* **The exercise**
How many lines below contain the word "Rebecca", with case counted? Reply with the number only.

++++ Exercise data

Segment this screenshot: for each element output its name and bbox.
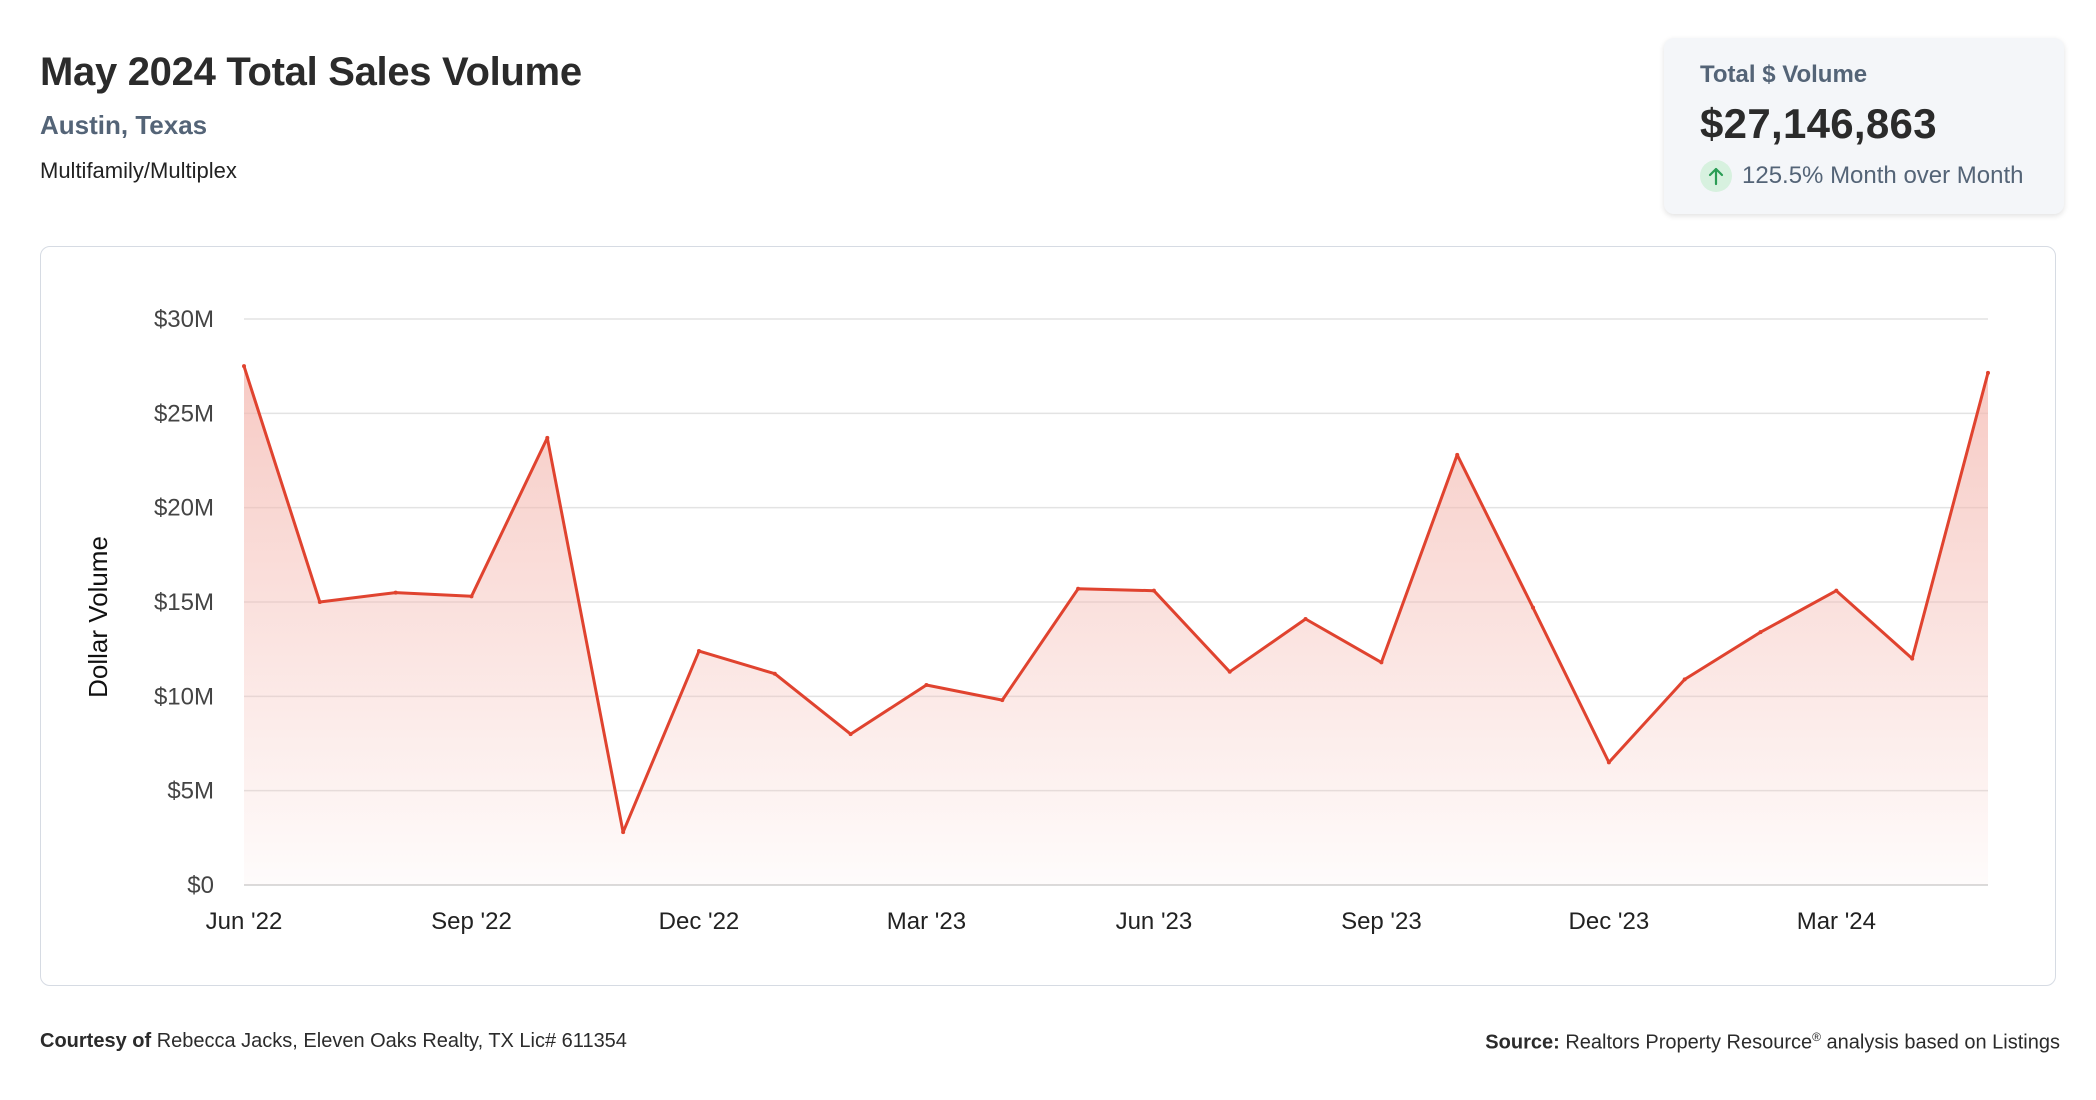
location-subtitle: Austin, Texas [40,110,208,140]
source-text: Realtors Property Resource [1565,1031,1813,1054]
series-line [242,365,1990,834]
data-point [242,364,246,369]
total-volume-card: Total $ Volume $27,146,863 125.5% Month … [1664,38,2064,214]
registered-mark: ® [1812,1030,1821,1044]
data-point [1455,452,1460,457]
source-text-after: analysis based on Listings [1820,1031,2061,1054]
data-point [1000,698,1005,703]
chart-card: $0 $5M $10M $15M $20M $25M $30M Jun '22 Sep '22… [40,246,2056,986]
kpi-value: $27,146,863 [1700,100,1937,147]
y-tick-label: $10M [154,683,214,710]
data-point [317,600,322,604]
courtesy-text: Rebecca Jacks, Eleven Oaks Realty, TX Li… [156,1030,627,1052]
y-tick-label: $20M [154,495,214,522]
data-point [1910,656,1915,661]
data-point [696,649,701,654]
data-point [1834,588,1839,593]
data-point [469,594,474,599]
y-tick-label: $25M [154,400,214,427]
y-axis-ticks: $0 $5M $10M $15M $20M $25M $30M [154,306,214,899]
arrow-up-icon [1700,160,1732,192]
sales-volume-chart: $0 $5M $10M $15M $20M $25M $30M Jun '22 Sep '22… [83,306,1990,935]
x-tick-label: Jun '22 [206,908,283,935]
data-points [242,364,1990,835]
source-label: Source: [1485,1031,1560,1054]
data-point [1531,605,1536,610]
x-tick-label: Sep '23 [1341,908,1422,935]
y-tick-label: $15M [154,589,214,616]
data-point [1151,588,1156,593]
x-tick-label: Mar '23 [887,908,966,935]
data-point [924,683,929,688]
data-point [1076,586,1081,591]
data-point [545,435,550,440]
x-tick-label: Jun '23 [1116,908,1193,935]
header: May 2024 Total Sales Volume Austin, Texa… [40,46,582,186]
kpi-change-text: 125.5% Month over Month [1742,162,2024,189]
courtesy-label: Courtesy of [40,1030,152,1052]
data-point [772,671,777,676]
y-tick-label: $0 [187,872,214,899]
data-point [621,830,626,835]
y-tick-label: $5M [167,778,214,805]
kpi-change: 125.5% Month over Month [1700,160,2064,192]
page-title: May 2024 Total Sales Volume [40,50,582,94]
data-point [1986,370,1990,375]
y-axis-label: Dollar Volume [83,536,113,698]
source-footer: Source: Realtors Property Resource® anal… [1485,1030,2060,1055]
data-point [1379,660,1384,665]
data-point [393,590,398,595]
x-tick-label: Dec '23 [1569,908,1650,935]
courtesy-footer: Courtesy of Rebecca Jacks, Eleven Oaks R… [40,1030,627,1053]
x-tick-label: Dec '22 [659,908,740,935]
kpi-label: Total $ Volume [1700,61,1868,88]
data-point [1682,677,1687,682]
data-point [1303,616,1308,621]
data-point [1606,760,1611,765]
y-tick-label: $30M [154,306,214,333]
x-axis-ticks: Jun '22 Sep '22 Dec '22 Mar '23 Jun '23 Sep '… [206,908,1876,935]
x-tick-label: Sep '22 [431,908,512,935]
area-fill [244,366,1988,885]
data-point [1758,630,1763,635]
property-type-label: Multifamily/Multiplex [40,158,237,183]
x-tick-label: Mar '24 [1797,908,1876,935]
data-point [848,732,853,737]
data-point [1227,669,1232,674]
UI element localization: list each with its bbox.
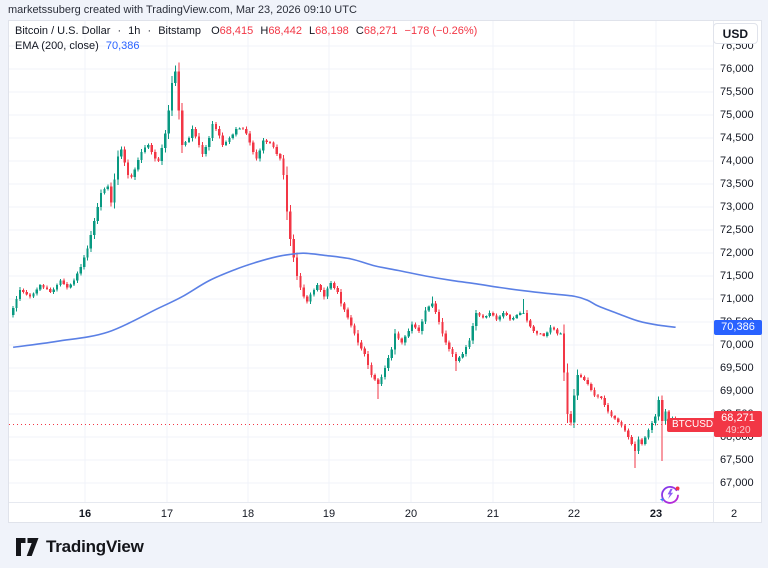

++++++++

* **Finished exercise**
2